— begin —
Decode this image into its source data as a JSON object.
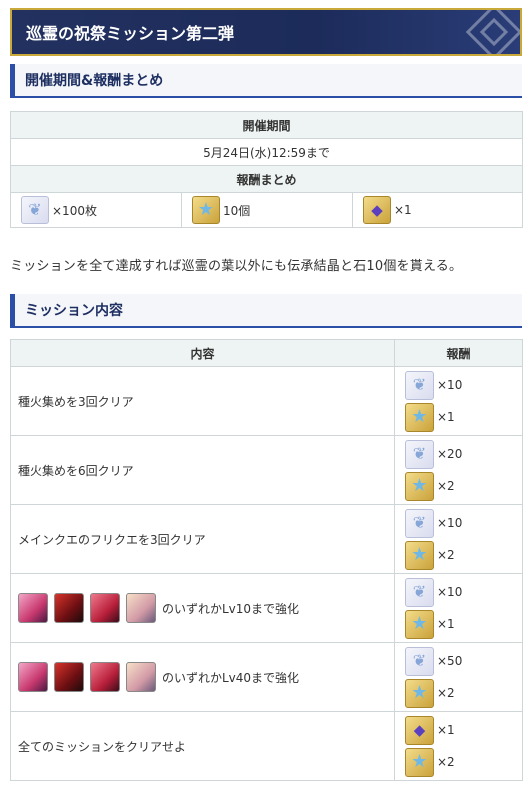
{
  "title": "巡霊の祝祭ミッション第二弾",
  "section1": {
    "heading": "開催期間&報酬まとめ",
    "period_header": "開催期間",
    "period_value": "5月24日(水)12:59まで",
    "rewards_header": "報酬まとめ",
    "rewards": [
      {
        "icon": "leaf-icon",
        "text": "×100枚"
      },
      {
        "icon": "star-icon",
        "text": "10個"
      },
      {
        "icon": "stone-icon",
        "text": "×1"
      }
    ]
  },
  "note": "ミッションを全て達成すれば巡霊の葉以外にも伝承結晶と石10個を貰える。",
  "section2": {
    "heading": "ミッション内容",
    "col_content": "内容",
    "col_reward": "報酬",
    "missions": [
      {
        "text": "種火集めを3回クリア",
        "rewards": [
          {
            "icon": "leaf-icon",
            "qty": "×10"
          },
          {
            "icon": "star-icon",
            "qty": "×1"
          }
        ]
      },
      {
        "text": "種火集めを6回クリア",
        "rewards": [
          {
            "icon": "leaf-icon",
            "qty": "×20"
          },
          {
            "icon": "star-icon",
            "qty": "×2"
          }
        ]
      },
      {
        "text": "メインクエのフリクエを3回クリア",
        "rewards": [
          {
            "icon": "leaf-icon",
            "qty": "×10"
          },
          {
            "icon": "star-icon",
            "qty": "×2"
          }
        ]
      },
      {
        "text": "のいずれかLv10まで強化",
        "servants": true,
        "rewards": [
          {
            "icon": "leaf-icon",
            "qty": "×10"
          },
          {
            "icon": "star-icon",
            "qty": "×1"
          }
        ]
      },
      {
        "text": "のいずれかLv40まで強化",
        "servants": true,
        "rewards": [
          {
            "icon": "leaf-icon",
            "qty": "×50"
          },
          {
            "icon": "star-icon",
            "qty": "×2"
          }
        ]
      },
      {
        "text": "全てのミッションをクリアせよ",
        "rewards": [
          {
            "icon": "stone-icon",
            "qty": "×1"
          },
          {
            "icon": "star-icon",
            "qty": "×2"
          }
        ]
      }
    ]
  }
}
— end —
— begin —
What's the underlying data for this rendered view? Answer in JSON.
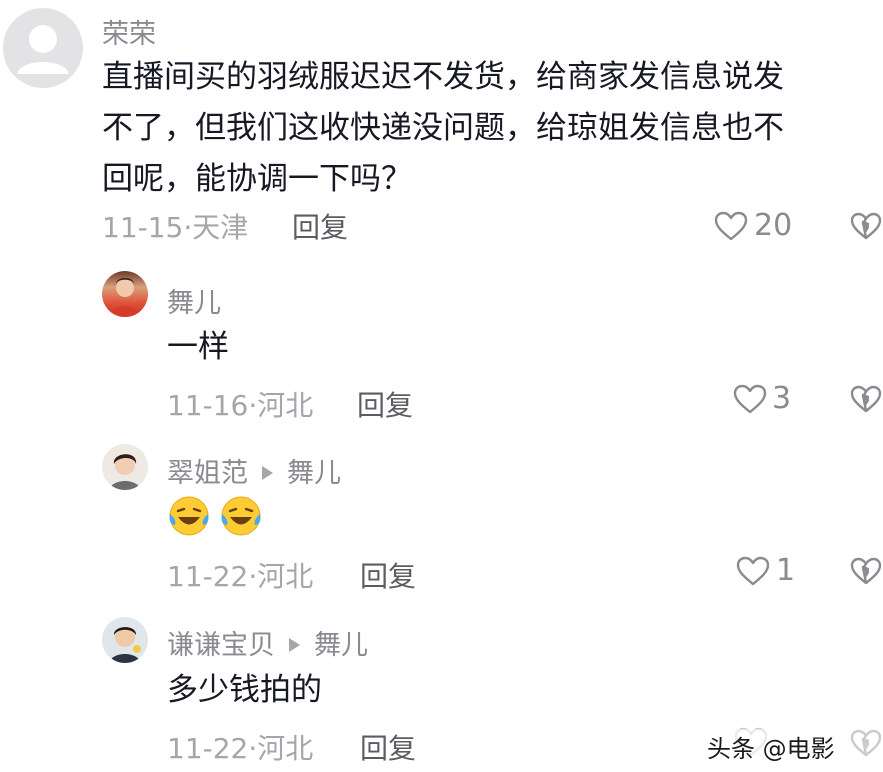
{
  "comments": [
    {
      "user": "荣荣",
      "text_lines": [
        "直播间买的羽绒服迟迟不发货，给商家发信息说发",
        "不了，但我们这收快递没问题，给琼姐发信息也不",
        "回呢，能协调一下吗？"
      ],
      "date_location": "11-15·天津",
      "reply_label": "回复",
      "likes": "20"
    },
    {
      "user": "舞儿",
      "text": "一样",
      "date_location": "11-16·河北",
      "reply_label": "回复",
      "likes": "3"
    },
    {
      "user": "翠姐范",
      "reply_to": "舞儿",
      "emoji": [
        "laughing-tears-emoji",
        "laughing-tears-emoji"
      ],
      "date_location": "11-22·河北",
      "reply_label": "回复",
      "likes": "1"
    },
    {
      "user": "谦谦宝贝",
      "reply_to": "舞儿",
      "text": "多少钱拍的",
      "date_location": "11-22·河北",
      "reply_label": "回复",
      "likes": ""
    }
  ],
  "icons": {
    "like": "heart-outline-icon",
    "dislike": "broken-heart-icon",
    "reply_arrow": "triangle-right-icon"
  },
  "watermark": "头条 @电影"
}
— end —
# [Exercise details]
Identify each line of the material where the word "heading" shows up, and copy it.

# [Reply to the task]
    "heading": "開催期間&報酬まとめ",
    "heading": "ミッション内容",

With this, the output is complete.